== THE PROBLEM ==
Every record must be transcribed in its entirety, apart from the images, which are to be omitted.

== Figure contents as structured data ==
--------------------
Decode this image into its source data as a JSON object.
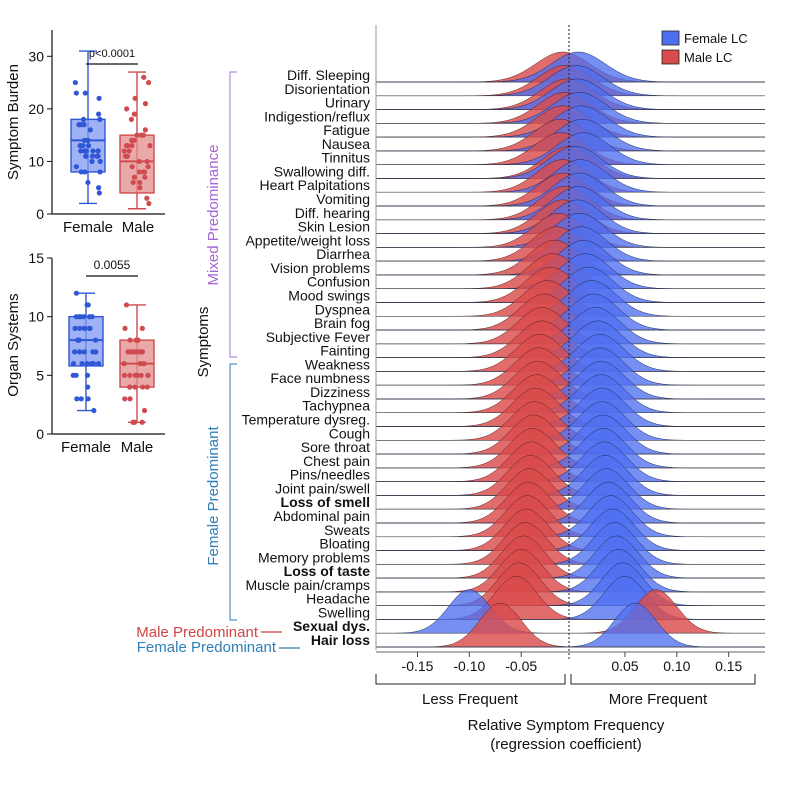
{
  "chart_data": [
    {
      "type": "box",
      "ylabel": "Symptom Burden",
      "ylim": [
        0,
        35
      ],
      "yticks": [
        0,
        10,
        20,
        30
      ],
      "categories": [
        "Female",
        "Male"
      ],
      "significance": "p<0.0001",
      "boxes": [
        {
          "name": "Female",
          "color": "#2f57d6",
          "min": 2,
          "q1": 8,
          "median": 14,
          "q3": 18,
          "max": 31
        },
        {
          "name": "Male",
          "color": "#cf4b4f",
          "min": 1,
          "q1": 4,
          "median": 10,
          "q3": 15,
          "max": 27
        }
      ]
    },
    {
      "type": "box",
      "ylabel": "Organ Systems",
      "ylim": [
        0,
        15
      ],
      "yticks": [
        0,
        5,
        10,
        15
      ],
      "categories": [
        "Female",
        "Male"
      ],
      "significance": "0.0055",
      "boxes": [
        {
          "name": "Female",
          "color": "#2f57d6",
          "min": 2,
          "q1": 5.8,
          "median": 8,
          "q3": 10,
          "max": 12
        },
        {
          "name": "Male",
          "color": "#cf4b4f",
          "min": 1,
          "q1": 4,
          "median": 6,
          "q3": 8,
          "max": 11
        }
      ]
    },
    {
      "type": "ridgeline",
      "ylabel": "Symptoms",
      "xlabel": "Relative Symptom Frequency",
      "xlabel_sub": "(regression coefficient)",
      "xlim": [
        -0.19,
        0.185
      ],
      "xticks": [
        -0.15,
        -0.1,
        -0.05,
        0.05,
        0.1,
        0.15
      ],
      "xtick_labels": [
        "-0.15",
        "-0.10",
        "-0.05",
        "0.05",
        "0.10",
        "0.15"
      ],
      "legend": [
        {
          "label": "Female LC",
          "color": "#4f6ff0"
        },
        {
          "label": "Male LC",
          "color": "#d94c4c"
        }
      ],
      "direction_labels": {
        "less": "Less Frequent",
        "more": "More Frequent"
      },
      "groups": [
        {
          "label": "Mixed Predominance",
          "color": "#a366d6",
          "from": "Diff. Sleeping",
          "to": "Fainting"
        },
        {
          "label": "Female Predominant",
          "color": "#2f7fb8",
          "from": "Weakness",
          "to": "Swelling"
        }
      ],
      "side_labels": [
        {
          "label": "Male Predominant",
          "color": "#d14545",
          "symptom": "Sexual dys."
        },
        {
          "label": "Female Predominant",
          "color": "#2f7fb8",
          "symptom": "Hair loss"
        }
      ],
      "symptoms": [
        {
          "name": "Diff. Sleeping",
          "female": 0.005,
          "male": -0.01,
          "bold": false
        },
        {
          "name": "Disorientation",
          "female": 0.003,
          "male": -0.008,
          "bold": false
        },
        {
          "name": "Urinary",
          "female": 0.004,
          "male": -0.006,
          "bold": false
        },
        {
          "name": "Indigestion/reflux",
          "female": 0.006,
          "male": -0.008,
          "bold": false
        },
        {
          "name": "Fatigue",
          "female": 0.008,
          "male": -0.01,
          "bold": false
        },
        {
          "name": "Nausea",
          "female": 0.009,
          "male": -0.012,
          "bold": false
        },
        {
          "name": "Tinnitus",
          "female": 0.01,
          "male": -0.012,
          "bold": false
        },
        {
          "name": "Swallowing diff.",
          "female": 0.002,
          "male": -0.004,
          "bold": false
        },
        {
          "name": "Heart Palpitations",
          "female": 0.007,
          "male": -0.01,
          "bold": false
        },
        {
          "name": "Vomiting",
          "female": 0.006,
          "male": -0.01,
          "bold": false
        },
        {
          "name": "Diff. hearing",
          "female": 0.005,
          "male": -0.008,
          "bold": false
        },
        {
          "name": "Skin Lesion",
          "female": 0.004,
          "male": -0.01,
          "bold": false
        },
        {
          "name": "Appetite/weight loss",
          "female": 0.006,
          "male": -0.014,
          "bold": false
        },
        {
          "name": "Diarrhea",
          "female": 0.008,
          "male": -0.016,
          "bold": false
        },
        {
          "name": "Vision problems",
          "female": 0.01,
          "male": -0.018,
          "bold": false
        },
        {
          "name": "Confusion",
          "female": 0.012,
          "male": -0.02,
          "bold": false
        },
        {
          "name": "Mood swings",
          "female": 0.015,
          "male": -0.022,
          "bold": false
        },
        {
          "name": "Dyspnea",
          "female": 0.018,
          "male": -0.025,
          "bold": false
        },
        {
          "name": "Brain fog",
          "female": 0.02,
          "male": -0.028,
          "bold": false
        },
        {
          "name": "Subjective Fever",
          "female": 0.022,
          "male": -0.03,
          "bold": false
        },
        {
          "name": "Fainting",
          "female": 0.024,
          "male": -0.03,
          "bold": false
        },
        {
          "name": "Weakness",
          "female": 0.026,
          "male": -0.032,
          "bold": false
        },
        {
          "name": "Face numbness",
          "female": 0.026,
          "male": -0.033,
          "bold": false
        },
        {
          "name": "Dizziness",
          "female": 0.027,
          "male": -0.034,
          "bold": false
        },
        {
          "name": "Tachypnea",
          "female": 0.027,
          "male": -0.035,
          "bold": false
        },
        {
          "name": "Temperature dysreg.",
          "female": 0.028,
          "male": -0.036,
          "bold": false
        },
        {
          "name": "Cough",
          "female": 0.028,
          "male": -0.037,
          "bold": false
        },
        {
          "name": "Sore throat",
          "female": 0.029,
          "male": -0.038,
          "bold": false
        },
        {
          "name": "Chest pain",
          "female": 0.029,
          "male": -0.039,
          "bold": false
        },
        {
          "name": "Pins/needles",
          "female": 0.03,
          "male": -0.04,
          "bold": false
        },
        {
          "name": "Joint pain/swell",
          "female": 0.031,
          "male": -0.041,
          "bold": false
        },
        {
          "name": "Loss of smell",
          "female": 0.032,
          "male": -0.042,
          "bold": true
        },
        {
          "name": "Abdominal pain",
          "female": 0.034,
          "male": -0.043,
          "bold": false
        },
        {
          "name": "Sweats",
          "female": 0.036,
          "male": -0.044,
          "bold": false
        },
        {
          "name": "Bloating",
          "female": 0.038,
          "male": -0.045,
          "bold": false
        },
        {
          "name": "Memory problems",
          "female": 0.04,
          "male": -0.046,
          "bold": false
        },
        {
          "name": "Loss of taste",
          "female": 0.042,
          "male": -0.048,
          "bold": true
        },
        {
          "name": "Muscle pain/cramps",
          "female": 0.044,
          "male": -0.05,
          "bold": false
        },
        {
          "name": "Headache",
          "female": 0.048,
          "male": -0.052,
          "bold": false
        },
        {
          "name": "Swelling",
          "female": 0.05,
          "male": -0.055,
          "bold": false
        },
        {
          "name": "Sexual dys.",
          "female": -0.1,
          "male": 0.08,
          "bold": true
        },
        {
          "name": "Hair loss",
          "female": 0.06,
          "male": -0.07,
          "bold": true
        }
      ]
    }
  ]
}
--------------------
== RESULT ==
Decode this image into its source data as a JSON object.
{
  "chart_data": [
    {
      "type": "box",
      "ylabel": "Symptom Burden",
      "ylim": [
        0,
        35
      ],
      "yticks": [
        0,
        10,
        20,
        30
      ],
      "categories": [
        "Female",
        "Male"
      ],
      "significance": "p<0.0001",
      "boxes": [
        {
          "name": "Female",
          "color": "#2f57d6",
          "min": 2,
          "q1": 8,
          "median": 14,
          "q3": 18,
          "max": 31
        },
        {
          "name": "Male",
          "color": "#cf4b4f",
          "min": 1,
          "q1": 4,
          "median": 10,
          "q3": 15,
          "max": 27
        }
      ]
    },
    {
      "type": "box",
      "ylabel": "Organ Systems",
      "ylim": [
        0,
        15
      ],
      "yticks": [
        0,
        5,
        10,
        15
      ],
      "categories": [
        "Female",
        "Male"
      ],
      "significance": "0.0055",
      "boxes": [
        {
          "name": "Female",
          "color": "#2f57d6",
          "min": 2,
          "q1": 5.8,
          "median": 8,
          "q3": 10,
          "max": 12
        },
        {
          "name": "Male",
          "color": "#cf4b4f",
          "min": 1,
          "q1": 4,
          "median": 6,
          "q3": 8,
          "max": 11
        }
      ]
    },
    {
      "type": "ridgeline",
      "ylabel": "Symptoms",
      "xlabel": "Relative Symptom Frequency",
      "xlabel_sub": "(regression coefficient)",
      "xlim": [
        -0.19,
        0.185
      ],
      "xticks": [
        -0.15,
        -0.1,
        -0.05,
        0.05,
        0.1,
        0.15
      ],
      "xtick_labels": [
        "-0.15",
        "-0.10",
        "-0.05",
        "0.05",
        "0.10",
        "0.15"
      ],
      "legend": [
        {
          "label": "Female LC",
          "color": "#4f6ff0"
        },
        {
          "label": "Male LC",
          "color": "#d94c4c"
        }
      ],
      "direction_labels": {
        "less": "Less Frequent",
        "more": "More Frequent"
      },
      "groups": [
        {
          "label": "Mixed Predominance",
          "color": "#a366d6",
          "from": "Diff. Sleeping",
          "to": "Fainting"
        },
        {
          "label": "Female Predominant",
          "color": "#2f7fb8",
          "from": "Weakness",
          "to": "Swelling"
        }
      ],
      "side_labels": [
        {
          "label": "Male Predominant",
          "color": "#d14545",
          "symptom": "Sexual dys."
        },
        {
          "label": "Female Predominant",
          "color": "#2f7fb8",
          "symptom": "Hair loss"
        }
      ],
      "symptoms": [
        {
          "name": "Diff. Sleeping",
          "female": 0.005,
          "male": -0.01,
          "bold": false
        },
        {
          "name": "Disorientation",
          "female": 0.003,
          "male": -0.008,
          "bold": false
        },
        {
          "name": "Urinary",
          "female": 0.004,
          "male": -0.006,
          "bold": false
        },
        {
          "name": "Indigestion/reflux",
          "female": 0.006,
          "male": -0.008,
          "bold": false
        },
        {
          "name": "Fatigue",
          "female": 0.008,
          "male": -0.01,
          "bold": false
        },
        {
          "name": "Nausea",
          "female": 0.009,
          "male": -0.012,
          "bold": false
        },
        {
          "name": "Tinnitus",
          "female": 0.01,
          "male": -0.012,
          "bold": false
        },
        {
          "name": "Swallowing diff.",
          "female": 0.002,
          "male": -0.004,
          "bold": false
        },
        {
          "name": "Heart Palpitations",
          "female": 0.007,
          "male": -0.01,
          "bold": false
        },
        {
          "name": "Vomiting",
          "female": 0.006,
          "male": -0.01,
          "bold": false
        },
        {
          "name": "Diff. hearing",
          "female": 0.005,
          "male": -0.008,
          "bold": false
        },
        {
          "name": "Skin Lesion",
          "female": 0.004,
          "male": -0.01,
          "bold": false
        },
        {
          "name": "Appetite/weight loss",
          "female": 0.006,
          "male": -0.014,
          "bold": false
        },
        {
          "name": "Diarrhea",
          "female": 0.008,
          "male": -0.016,
          "bold": false
        },
        {
          "name": "Vision problems",
          "female": 0.01,
          "male": -0.018,
          "bold": false
        },
        {
          "name": "Confusion",
          "female": 0.012,
          "male": -0.02,
          "bold": false
        },
        {
          "name": "Mood swings",
          "female": 0.015,
          "male": -0.022,
          "bold": false
        },
        {
          "name": "Dyspnea",
          "female": 0.018,
          "male": -0.025,
          "bold": false
        },
        {
          "name": "Brain fog",
          "female": 0.02,
          "male": -0.028,
          "bold": false
        },
        {
          "name": "Subjective Fever",
          "female": 0.022,
          "male": -0.03,
          "bold": false
        },
        {
          "name": "Fainting",
          "female": 0.024,
          "male": -0.03,
          "bold": false
        },
        {
          "name": "Weakness",
          "female": 0.026,
          "male": -0.032,
          "bold": false
        },
        {
          "name": "Face numbness",
          "female": 0.026,
          "male": -0.033,
          "bold": false
        },
        {
          "name": "Dizziness",
          "female": 0.027,
          "male": -0.034,
          "bold": false
        },
        {
          "name": "Tachypnea",
          "female": 0.027,
          "male": -0.035,
          "bold": false
        },
        {
          "name": "Temperature dysreg.",
          "female": 0.028,
          "male": -0.036,
          "bold": false
        },
        {
          "name": "Cough",
          "female": 0.028,
          "male": -0.037,
          "bold": false
        },
        {
          "name": "Sore throat",
          "female": 0.029,
          "male": -0.038,
          "bold": false
        },
        {
          "name": "Chest pain",
          "female": 0.029,
          "male": -0.039,
          "bold": false
        },
        {
          "name": "Pins/needles",
          "female": 0.03,
          "male": -0.04,
          "bold": false
        },
        {
          "name": "Joint pain/swell",
          "female": 0.031,
          "male": -0.041,
          "bold": false
        },
        {
          "name": "Loss of smell",
          "female": 0.032,
          "male": -0.042,
          "bold": true
        },
        {
          "name": "Abdominal pain",
          "female": 0.034,
          "male": -0.043,
          "bold": false
        },
        {
          "name": "Sweats",
          "female": 0.036,
          "male": -0.044,
          "bold": false
        },
        {
          "name": "Bloating",
          "female": 0.038,
          "male": -0.045,
          "bold": false
        },
        {
          "name": "Memory problems",
          "female": 0.04,
          "male": -0.046,
          "bold": false
        },
        {
          "name": "Loss of taste",
          "female": 0.042,
          "male": -0.048,
          "bold": true
        },
        {
          "name": "Muscle pain/cramps",
          "female": 0.044,
          "male": -0.05,
          "bold": false
        },
        {
          "name": "Headache",
          "female": 0.048,
          "male": -0.052,
          "bold": false
        },
        {
          "name": "Swelling",
          "female": 0.05,
          "male": -0.055,
          "bold": false
        },
        {
          "name": "Sexual dys.",
          "female": -0.1,
          "male": 0.08,
          "bold": true
        },
        {
          "name": "Hair loss",
          "female": 0.06,
          "male": -0.07,
          "bold": true
        }
      ]
    }
  ]
}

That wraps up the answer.